_Record excerpts_.
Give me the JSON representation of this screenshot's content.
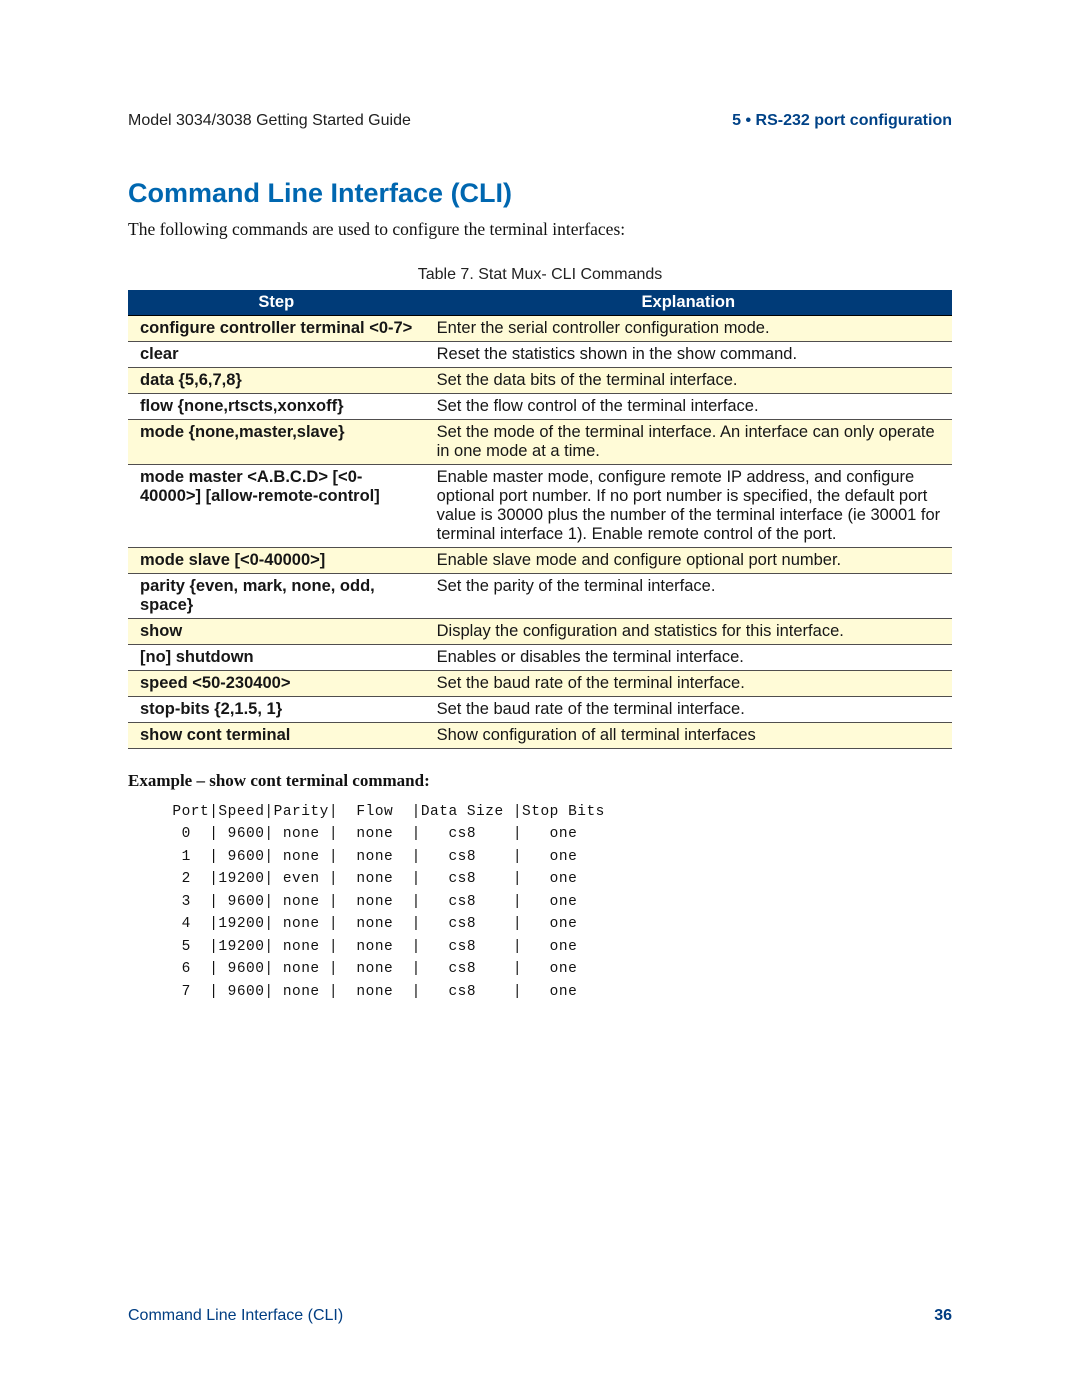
{
  "header": {
    "left": "Model 3034/3038 Getting Started Guide",
    "right": "5 • RS-232 port configuration"
  },
  "title": "Command Line Interface (CLI)",
  "intro": "The following commands are used to configure the terminal interfaces:",
  "table_caption": "Table 7. Stat Mux- CLI Commands",
  "columns": {
    "step": "Step",
    "explanation": "Explanation"
  },
  "rows": [
    {
      "step": "configure controller terminal <0-7>",
      "exp": "Enter the serial controller configuration mode.",
      "cls": "yellow"
    },
    {
      "step": "clear",
      "exp": "Reset the statistics shown in the show command.",
      "cls": "white"
    },
    {
      "step": "data {5,6,7,8}",
      "exp": "Set the data bits of the terminal interface.",
      "cls": "yellow"
    },
    {
      "step": "flow {none,rtscts,xonxoff}",
      "exp": "Set the flow control of the terminal interface.",
      "cls": "white"
    },
    {
      "step": "mode {none,master,slave}",
      "exp": "Set the mode of the terminal interface. An interface can only operate in one mode at a time.",
      "cls": "yellow"
    },
    {
      "step": "mode master <A.B.C.D> [<0-40000>] [allow-remote-control]",
      "exp": "Enable master mode, configure remote IP address, and configure optional port number. If no port number is specified, the default port value is 30000 plus the number of the terminal interface (ie 30001 for terminal interface 1). Enable remote control of the port.",
      "cls": "white"
    },
    {
      "step": "mode slave [<0-40000>]",
      "exp": "Enable slave mode and configure optional port number.",
      "cls": "yellow"
    },
    {
      "step": "parity {even, mark, none, odd, space}",
      "exp": "Set the parity of the terminal interface.",
      "cls": "white"
    },
    {
      "step": "show",
      "exp": "Display the configuration and statistics for this interface.",
      "cls": "yellow"
    },
    {
      "step": "[no] shutdown",
      "exp": "Enables or disables the terminal interface.",
      "cls": "white"
    },
    {
      "step": "speed <50-230400>",
      "exp": "Set the baud rate of the terminal interface.",
      "cls": "yellow"
    },
    {
      "step": "stop-bits {2,1.5, 1}",
      "exp": "Set the baud rate of the terminal interface.",
      "cls": "white"
    },
    {
      "step": "show cont terminal",
      "exp": "Show configuration of all terminal interfaces",
      "cls": "yellow"
    }
  ],
  "example_title": "Example – show cont terminal command:",
  "terminal": "  Port|Speed|Parity|  Flow  |Data Size |Stop Bits\n   0  | 9600| none |  none  |   cs8    |   one\n   1  | 9600| none |  none  |   cs8    |   one\n   2  |19200| even |  none  |   cs8    |   one\n   3  | 9600| none |  none  |   cs8    |   one\n   4  |19200| none |  none  |   cs8    |   one\n   5  |19200| none |  none  |   cs8    |   one\n   6  | 9600| none |  none  |   cs8    |   one\n   7  | 9600| none |  none  |   cs8    |   one",
  "footer": {
    "left": "Command Line Interface (CLI)",
    "right": "36"
  }
}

_Given instruction_.
Gather all lines with the string "remote" from the data.

_The result_.
      "step": "mode master <A.B.C.D> [<0-40000>] [allow-remote-control]",
      "exp": "Enable master mode, configure remote IP address, and configure optional port number. If no port number is specified, the default port value is 30000 plus the number of the terminal interface (ie 30001 for terminal interface 1). Enable remote control of the port.",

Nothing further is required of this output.